### WORK INSTRUCTIONS
[1] Please rewrite the part of the gallery article starting at "Hyderabad's Srishti art" and ending at "founder and curator.", changing "Emerging Palettes" to "Rising Palettes".
[2] Using the gallery article, answer these questions:
(a) How many entries were the participating artists selected from?
(b) Who is the founder and curator of Srishti?
(c) What is this year's curatorial focus?

— Start of PASSAGE PROVIDED —

Hyderabad's Srishti art gallery unveils 15th edition of Emerging Palettes

The Hindu16-06-2025

In its 15th edition, Emerging Palettes returns to Srishti Art Gallery in collaboration with Goethe-Zentrum Hyderabad, presenting young contemporary artists who are pushing the boundaries of material and memory. Selected from over 300 entries, this year's 11 participating artists explore diverse mediums ranging from textiles and ceramics to steel, wood, and video installation. They craft textured narratives rooted in identity, belonging, and transformation.
The final lineup — Aaryama Somayaji, Deepanwita Das, Farhin Afza, Hasan Ali Kadiwala, Manu N (Manushya), Moumita Basak, Nayanjyoti Barman, Nirmal Mondal, Pathik Sahoo, Vishnu CR, and Yogesh Hadiya — was chosen by a jury comprising Amit Kumar Jain, Varunika Saraf, Jaiveer Johal, and Lakshmi Nambiar, who also helms Srishti as founder and curator.
This year's curatorial focus, Pushing Boundaries of Materiality, is compelling. The show highlights how artists are thinking beyond canvas and conventional form, and engaging with textiles, ceramics, steel, found objects, and video. From narratives in stitched installations to the reuse of discarded materials, each practice becomes a dialogue between form and idea, reminding viewers that the material can become a narrative force.

— End of PASSAGE PROVIDED —
— Start of SUPPLIED INFORMATION —

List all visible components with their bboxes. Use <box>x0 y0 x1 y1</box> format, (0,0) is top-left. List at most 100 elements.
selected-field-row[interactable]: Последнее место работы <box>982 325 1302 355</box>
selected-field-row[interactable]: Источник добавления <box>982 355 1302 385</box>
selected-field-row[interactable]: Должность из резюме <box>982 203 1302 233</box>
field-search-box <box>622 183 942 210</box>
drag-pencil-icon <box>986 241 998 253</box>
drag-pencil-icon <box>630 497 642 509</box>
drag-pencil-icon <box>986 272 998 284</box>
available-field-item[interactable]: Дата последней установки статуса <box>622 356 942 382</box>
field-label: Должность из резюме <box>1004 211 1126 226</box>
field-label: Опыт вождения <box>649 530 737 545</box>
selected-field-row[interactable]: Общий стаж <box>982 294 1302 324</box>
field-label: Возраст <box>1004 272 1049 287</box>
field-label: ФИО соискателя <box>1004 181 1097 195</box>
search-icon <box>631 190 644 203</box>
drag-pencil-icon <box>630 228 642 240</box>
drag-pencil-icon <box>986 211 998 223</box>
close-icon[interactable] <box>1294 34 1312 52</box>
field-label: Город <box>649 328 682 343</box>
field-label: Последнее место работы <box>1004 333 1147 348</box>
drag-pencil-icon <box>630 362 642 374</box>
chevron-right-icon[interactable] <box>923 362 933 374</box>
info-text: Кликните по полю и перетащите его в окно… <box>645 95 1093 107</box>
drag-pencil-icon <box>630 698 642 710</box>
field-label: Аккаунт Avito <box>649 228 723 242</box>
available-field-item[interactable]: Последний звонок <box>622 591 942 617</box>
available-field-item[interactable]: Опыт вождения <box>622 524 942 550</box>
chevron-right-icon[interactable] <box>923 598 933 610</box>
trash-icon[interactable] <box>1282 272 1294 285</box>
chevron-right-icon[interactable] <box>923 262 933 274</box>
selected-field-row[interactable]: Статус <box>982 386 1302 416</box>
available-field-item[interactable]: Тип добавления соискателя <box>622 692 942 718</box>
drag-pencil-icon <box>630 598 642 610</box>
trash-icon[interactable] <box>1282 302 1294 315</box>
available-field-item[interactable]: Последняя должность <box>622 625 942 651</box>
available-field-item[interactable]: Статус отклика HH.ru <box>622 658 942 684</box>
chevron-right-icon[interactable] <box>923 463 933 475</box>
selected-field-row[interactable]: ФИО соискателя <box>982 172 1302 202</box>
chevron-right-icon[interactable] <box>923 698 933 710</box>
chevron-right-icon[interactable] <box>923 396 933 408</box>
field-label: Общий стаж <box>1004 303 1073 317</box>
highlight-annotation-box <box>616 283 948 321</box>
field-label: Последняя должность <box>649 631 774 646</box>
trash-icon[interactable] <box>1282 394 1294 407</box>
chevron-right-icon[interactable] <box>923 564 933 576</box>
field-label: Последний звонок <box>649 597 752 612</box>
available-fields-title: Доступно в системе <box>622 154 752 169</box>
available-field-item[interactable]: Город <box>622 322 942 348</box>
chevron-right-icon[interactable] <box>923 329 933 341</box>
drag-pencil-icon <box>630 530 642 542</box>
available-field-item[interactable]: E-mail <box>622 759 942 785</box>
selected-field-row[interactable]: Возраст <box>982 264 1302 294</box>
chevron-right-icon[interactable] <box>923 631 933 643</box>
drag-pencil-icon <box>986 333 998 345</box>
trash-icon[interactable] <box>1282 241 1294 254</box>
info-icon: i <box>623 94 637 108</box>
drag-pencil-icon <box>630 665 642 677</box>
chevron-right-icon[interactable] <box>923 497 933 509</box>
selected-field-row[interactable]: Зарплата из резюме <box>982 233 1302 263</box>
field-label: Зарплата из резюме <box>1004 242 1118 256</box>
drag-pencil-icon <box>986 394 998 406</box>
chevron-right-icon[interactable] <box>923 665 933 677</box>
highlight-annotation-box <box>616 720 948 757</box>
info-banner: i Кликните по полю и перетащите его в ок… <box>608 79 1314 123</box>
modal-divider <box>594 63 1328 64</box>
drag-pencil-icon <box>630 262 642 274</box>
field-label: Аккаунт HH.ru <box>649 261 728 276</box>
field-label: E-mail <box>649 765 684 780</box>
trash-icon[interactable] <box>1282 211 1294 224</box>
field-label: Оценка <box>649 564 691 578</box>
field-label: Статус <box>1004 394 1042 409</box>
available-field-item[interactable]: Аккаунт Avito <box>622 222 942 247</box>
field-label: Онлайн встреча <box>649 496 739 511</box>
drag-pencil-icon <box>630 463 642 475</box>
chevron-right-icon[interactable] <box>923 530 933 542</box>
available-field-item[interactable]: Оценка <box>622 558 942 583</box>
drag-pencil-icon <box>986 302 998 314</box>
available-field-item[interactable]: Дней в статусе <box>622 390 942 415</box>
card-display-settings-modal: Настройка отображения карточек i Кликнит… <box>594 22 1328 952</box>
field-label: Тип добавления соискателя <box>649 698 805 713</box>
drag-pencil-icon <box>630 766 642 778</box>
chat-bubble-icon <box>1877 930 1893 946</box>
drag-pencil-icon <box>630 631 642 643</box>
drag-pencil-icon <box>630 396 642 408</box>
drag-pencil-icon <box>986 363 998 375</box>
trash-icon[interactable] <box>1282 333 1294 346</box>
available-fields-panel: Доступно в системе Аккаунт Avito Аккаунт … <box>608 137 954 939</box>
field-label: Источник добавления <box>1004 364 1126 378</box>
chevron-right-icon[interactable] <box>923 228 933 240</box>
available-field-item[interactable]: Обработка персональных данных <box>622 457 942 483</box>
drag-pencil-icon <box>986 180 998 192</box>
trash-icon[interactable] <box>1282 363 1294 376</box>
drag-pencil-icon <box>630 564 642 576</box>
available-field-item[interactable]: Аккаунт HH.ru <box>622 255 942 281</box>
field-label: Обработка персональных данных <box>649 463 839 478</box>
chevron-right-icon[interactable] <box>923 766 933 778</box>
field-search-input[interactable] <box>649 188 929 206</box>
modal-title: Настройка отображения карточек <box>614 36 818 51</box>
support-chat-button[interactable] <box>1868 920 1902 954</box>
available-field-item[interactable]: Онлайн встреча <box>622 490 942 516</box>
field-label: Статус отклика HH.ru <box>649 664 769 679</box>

— End of SUPPLIED INFORMATION —

### CORRECT ANSWERS
[1]
Hyderabad's Srishti art gallery unveils 15th edition of Rising Palettes

The Hindu16-06-2025

In its 15th edition, Rising Palettes returns to Srishti Art Gallery in collaboration with Goethe-Zentrum Hyderabad, presenting young contemporary artists who are pushing the boundaries of material and memory. Selected from over 300 entries, this year's 11 participating artists explore diverse mediums ranging from textiles and ceramics to steel, wood, and video installation. They craft textured narratives rooted in identity, belonging, and transformation.
The final lineup — Aaryama Somayaji, Deepanwita Das, Farhin Afza, Hasan Ali Kadiwala, Manu N (Manushya), Moumita Basak, Nayanjyoti Barman, Nirmal Mondal, Pathik Sahoo, Vishnu CR, and Yogesh Hadiya — was chosen by a jury comprising Amit Kumar Jain, Varunika Saraf, Jaiveer Johal, and Lakshmi Nambiar, who also helms Srishti as founder and curator.

[2]
(a) Over 300 entries.
(b) Lakshmi Nambiar.
(c) Pushing Boundaries of Materiality.